### Task details
Among the entries, which lines carry the string "steinefni"? Copy each of them.

────────────────

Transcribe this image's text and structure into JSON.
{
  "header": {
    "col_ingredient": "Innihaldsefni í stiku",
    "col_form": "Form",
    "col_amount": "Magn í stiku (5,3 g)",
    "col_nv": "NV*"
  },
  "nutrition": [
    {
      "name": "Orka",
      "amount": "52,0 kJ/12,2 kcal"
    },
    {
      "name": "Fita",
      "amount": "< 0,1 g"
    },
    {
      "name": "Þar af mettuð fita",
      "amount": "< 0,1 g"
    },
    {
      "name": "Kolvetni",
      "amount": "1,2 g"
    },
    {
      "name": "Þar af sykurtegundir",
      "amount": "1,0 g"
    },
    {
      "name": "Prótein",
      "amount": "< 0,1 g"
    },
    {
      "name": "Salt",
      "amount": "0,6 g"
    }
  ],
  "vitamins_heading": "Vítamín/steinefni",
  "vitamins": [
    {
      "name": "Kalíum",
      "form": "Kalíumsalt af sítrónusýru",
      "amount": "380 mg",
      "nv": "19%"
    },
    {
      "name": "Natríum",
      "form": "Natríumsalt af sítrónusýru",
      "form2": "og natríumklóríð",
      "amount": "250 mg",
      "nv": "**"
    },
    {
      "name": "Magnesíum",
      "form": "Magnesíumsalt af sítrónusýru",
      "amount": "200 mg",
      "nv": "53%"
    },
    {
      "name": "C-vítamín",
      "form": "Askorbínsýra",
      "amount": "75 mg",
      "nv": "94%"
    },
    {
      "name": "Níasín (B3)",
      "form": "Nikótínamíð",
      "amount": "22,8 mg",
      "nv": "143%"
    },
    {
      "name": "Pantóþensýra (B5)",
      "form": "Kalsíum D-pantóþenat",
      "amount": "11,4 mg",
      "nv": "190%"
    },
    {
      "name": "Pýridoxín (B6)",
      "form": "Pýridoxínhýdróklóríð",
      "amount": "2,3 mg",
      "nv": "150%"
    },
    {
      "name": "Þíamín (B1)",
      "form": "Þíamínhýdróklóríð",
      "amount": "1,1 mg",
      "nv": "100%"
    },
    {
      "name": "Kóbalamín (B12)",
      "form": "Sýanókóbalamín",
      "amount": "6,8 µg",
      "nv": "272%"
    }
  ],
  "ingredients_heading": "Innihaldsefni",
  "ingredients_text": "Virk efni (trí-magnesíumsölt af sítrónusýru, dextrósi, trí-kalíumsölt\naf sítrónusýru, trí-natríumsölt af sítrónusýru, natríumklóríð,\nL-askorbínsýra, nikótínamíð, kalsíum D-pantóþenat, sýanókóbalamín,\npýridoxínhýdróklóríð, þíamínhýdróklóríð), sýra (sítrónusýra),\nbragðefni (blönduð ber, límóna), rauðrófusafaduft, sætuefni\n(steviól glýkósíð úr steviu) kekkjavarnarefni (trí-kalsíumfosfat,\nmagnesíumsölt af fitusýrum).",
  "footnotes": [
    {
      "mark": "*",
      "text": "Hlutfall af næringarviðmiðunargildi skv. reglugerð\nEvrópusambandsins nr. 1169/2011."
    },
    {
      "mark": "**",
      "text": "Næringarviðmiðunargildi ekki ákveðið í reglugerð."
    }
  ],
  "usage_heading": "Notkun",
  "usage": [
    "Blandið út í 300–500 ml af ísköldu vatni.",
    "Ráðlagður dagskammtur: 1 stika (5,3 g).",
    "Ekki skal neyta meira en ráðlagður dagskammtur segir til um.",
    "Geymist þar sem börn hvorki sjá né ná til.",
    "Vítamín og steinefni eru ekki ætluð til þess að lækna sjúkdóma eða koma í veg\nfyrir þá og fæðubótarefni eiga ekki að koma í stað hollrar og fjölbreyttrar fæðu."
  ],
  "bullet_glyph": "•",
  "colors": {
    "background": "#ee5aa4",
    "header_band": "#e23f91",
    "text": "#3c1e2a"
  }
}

────────────────

### Answer below
  "vitamins_heading": "Vítamín/steinefni",
    "Vítamín og steinefni eru ekki ætluð til þess að lækna sjúkdóma eða koma í veg\nfyrir þá og fæðubótarefni eiga ekki að koma í stað hollrar og fjölbreyttrar fæðu."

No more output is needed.